▶ [Data shown]
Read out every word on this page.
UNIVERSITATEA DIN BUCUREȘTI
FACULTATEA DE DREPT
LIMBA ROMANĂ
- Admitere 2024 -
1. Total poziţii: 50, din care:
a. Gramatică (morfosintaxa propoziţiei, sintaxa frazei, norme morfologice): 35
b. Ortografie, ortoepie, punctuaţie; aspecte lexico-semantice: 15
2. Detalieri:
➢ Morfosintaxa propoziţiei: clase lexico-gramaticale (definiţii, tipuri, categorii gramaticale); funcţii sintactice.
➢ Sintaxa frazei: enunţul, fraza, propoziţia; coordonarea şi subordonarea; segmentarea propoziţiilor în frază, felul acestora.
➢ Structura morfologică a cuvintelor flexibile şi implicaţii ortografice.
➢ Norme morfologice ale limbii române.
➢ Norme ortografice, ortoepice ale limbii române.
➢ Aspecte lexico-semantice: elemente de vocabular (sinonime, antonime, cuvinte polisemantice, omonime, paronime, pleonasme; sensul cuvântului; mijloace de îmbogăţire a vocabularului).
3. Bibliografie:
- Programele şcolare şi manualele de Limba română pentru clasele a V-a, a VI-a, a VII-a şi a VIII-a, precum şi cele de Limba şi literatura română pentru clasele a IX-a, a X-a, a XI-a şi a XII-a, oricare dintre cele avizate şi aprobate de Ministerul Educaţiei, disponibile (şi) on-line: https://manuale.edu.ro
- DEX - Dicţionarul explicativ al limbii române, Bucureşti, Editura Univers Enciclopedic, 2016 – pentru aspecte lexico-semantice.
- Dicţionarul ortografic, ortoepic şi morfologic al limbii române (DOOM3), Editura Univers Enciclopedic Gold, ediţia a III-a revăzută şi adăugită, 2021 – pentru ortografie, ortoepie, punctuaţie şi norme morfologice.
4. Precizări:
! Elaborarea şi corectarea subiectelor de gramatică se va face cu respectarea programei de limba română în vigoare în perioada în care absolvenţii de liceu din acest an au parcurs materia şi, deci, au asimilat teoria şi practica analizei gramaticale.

---

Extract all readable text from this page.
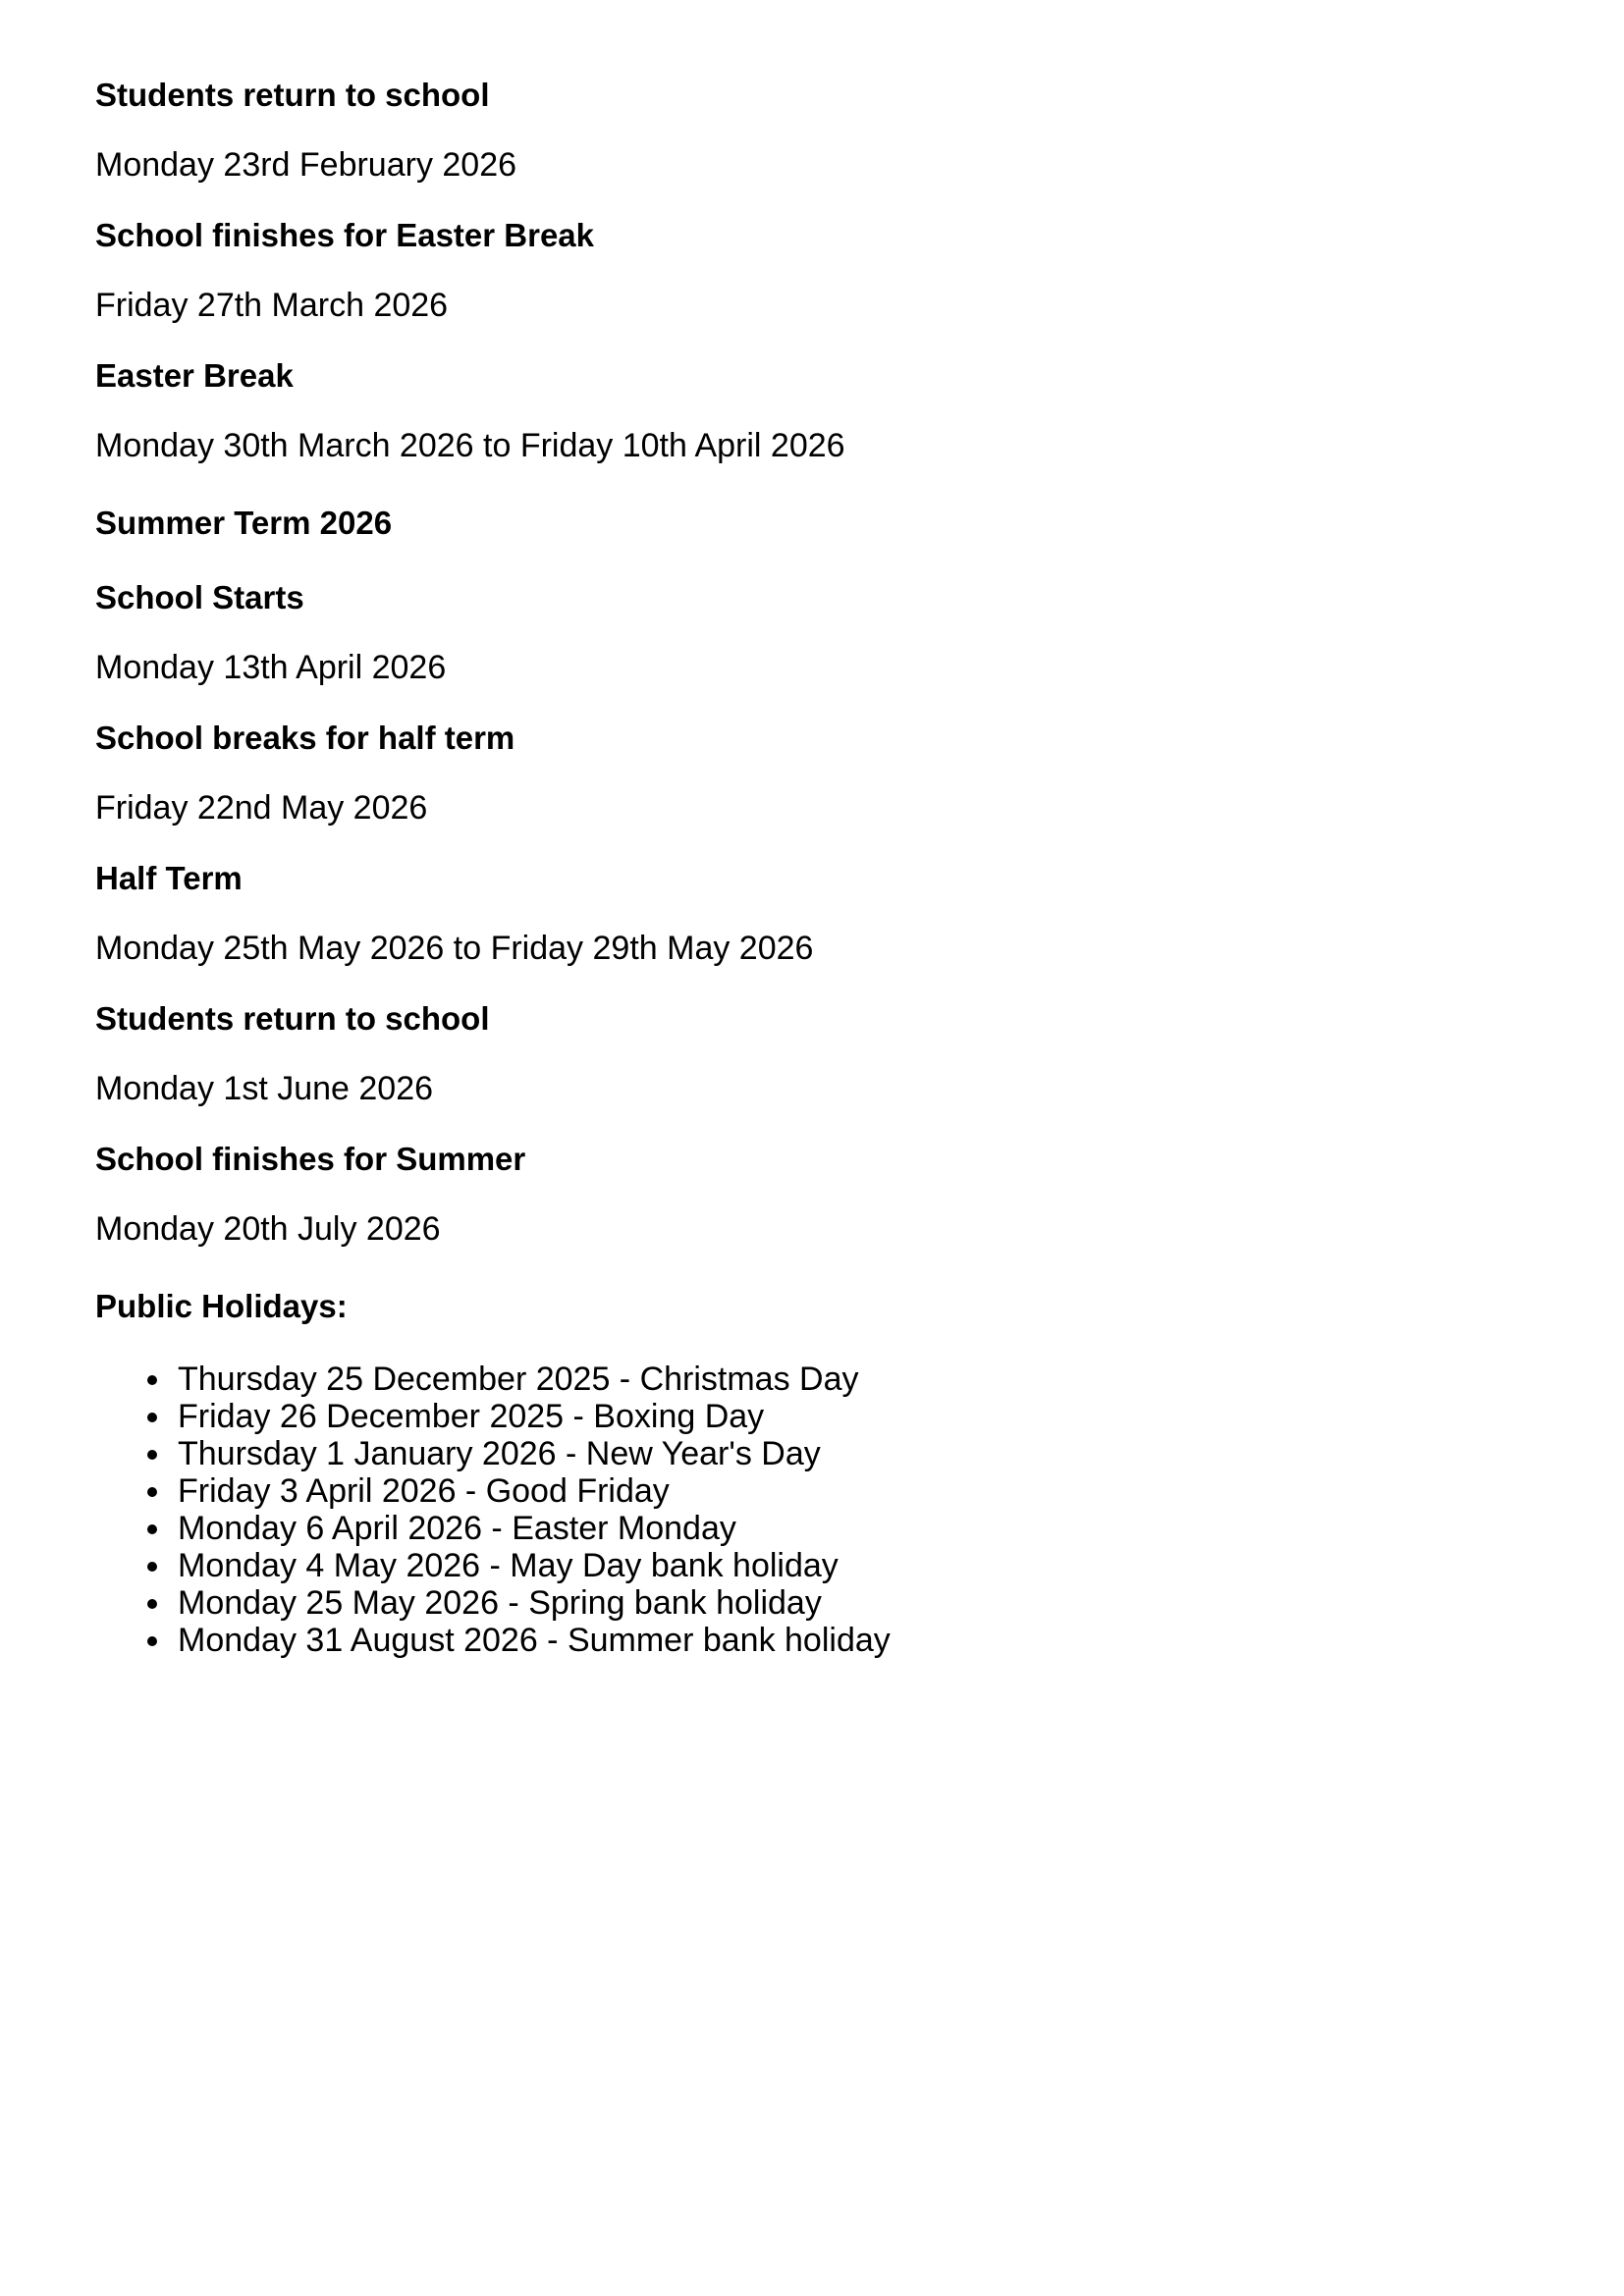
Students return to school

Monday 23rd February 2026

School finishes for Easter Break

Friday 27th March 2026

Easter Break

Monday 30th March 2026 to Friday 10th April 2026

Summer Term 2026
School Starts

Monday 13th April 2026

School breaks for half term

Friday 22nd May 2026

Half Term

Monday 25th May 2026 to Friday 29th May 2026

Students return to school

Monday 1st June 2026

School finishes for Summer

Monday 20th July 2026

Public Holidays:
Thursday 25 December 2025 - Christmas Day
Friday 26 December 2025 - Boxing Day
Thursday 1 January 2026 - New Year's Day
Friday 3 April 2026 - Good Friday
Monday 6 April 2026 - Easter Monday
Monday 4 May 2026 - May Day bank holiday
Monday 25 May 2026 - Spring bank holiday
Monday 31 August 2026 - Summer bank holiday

---

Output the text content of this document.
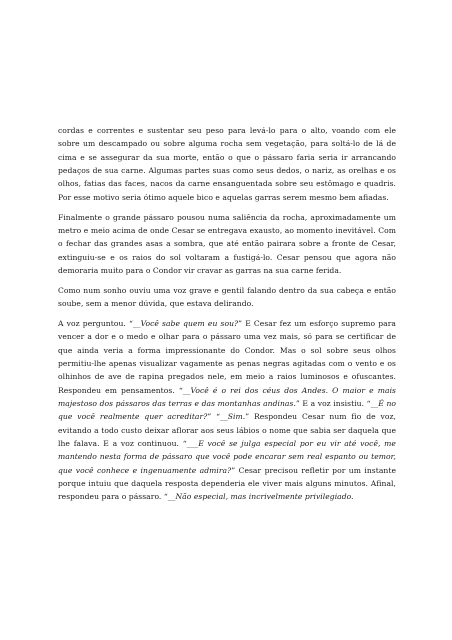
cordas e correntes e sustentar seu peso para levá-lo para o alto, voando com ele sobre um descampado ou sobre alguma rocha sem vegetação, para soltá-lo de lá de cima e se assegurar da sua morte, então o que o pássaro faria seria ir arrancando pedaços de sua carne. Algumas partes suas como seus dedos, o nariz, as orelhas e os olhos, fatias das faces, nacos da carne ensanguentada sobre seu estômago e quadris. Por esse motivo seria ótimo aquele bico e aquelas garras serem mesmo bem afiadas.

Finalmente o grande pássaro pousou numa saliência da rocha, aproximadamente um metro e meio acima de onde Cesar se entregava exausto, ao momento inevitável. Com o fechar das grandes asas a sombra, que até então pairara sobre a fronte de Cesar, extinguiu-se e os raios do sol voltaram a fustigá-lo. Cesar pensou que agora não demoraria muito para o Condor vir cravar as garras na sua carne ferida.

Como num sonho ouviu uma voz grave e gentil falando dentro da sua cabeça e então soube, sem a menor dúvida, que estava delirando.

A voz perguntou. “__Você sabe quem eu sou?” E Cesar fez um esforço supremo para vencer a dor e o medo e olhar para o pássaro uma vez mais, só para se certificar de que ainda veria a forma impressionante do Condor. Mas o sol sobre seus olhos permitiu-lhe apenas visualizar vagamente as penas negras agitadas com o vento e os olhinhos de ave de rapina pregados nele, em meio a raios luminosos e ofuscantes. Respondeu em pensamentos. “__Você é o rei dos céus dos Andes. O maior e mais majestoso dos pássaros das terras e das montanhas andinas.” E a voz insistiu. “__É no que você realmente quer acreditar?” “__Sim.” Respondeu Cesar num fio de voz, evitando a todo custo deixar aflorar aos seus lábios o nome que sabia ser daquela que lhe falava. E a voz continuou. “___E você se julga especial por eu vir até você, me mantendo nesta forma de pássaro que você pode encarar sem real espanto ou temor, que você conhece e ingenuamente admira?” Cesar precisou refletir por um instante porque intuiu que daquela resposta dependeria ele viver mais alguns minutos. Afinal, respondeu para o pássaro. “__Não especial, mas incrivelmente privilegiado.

▶ [What is needed]
All lines in the data that contain the word "limbii" should be copied.

▶ [Exercise result]
➢ Norme morfologice ale limbii române.
➢ Norme ortografice, ortoepice ale limbii române.
- DEX - Dicţionarul explicativ al limbii române, Bucureşti, Editura Univers Enciclopedic, 2016 – pentru aspecte lexico-semantice.
- Dicţionarul ortografic, ortoepic şi morfologic al limbii române (DOOM3), Editura Univers Enciclopedic Gold, ediţia a III-a revăzută şi adăugită, 2021 – pentru ortografie, ortoepie, punctuaţie şi norme morfologice.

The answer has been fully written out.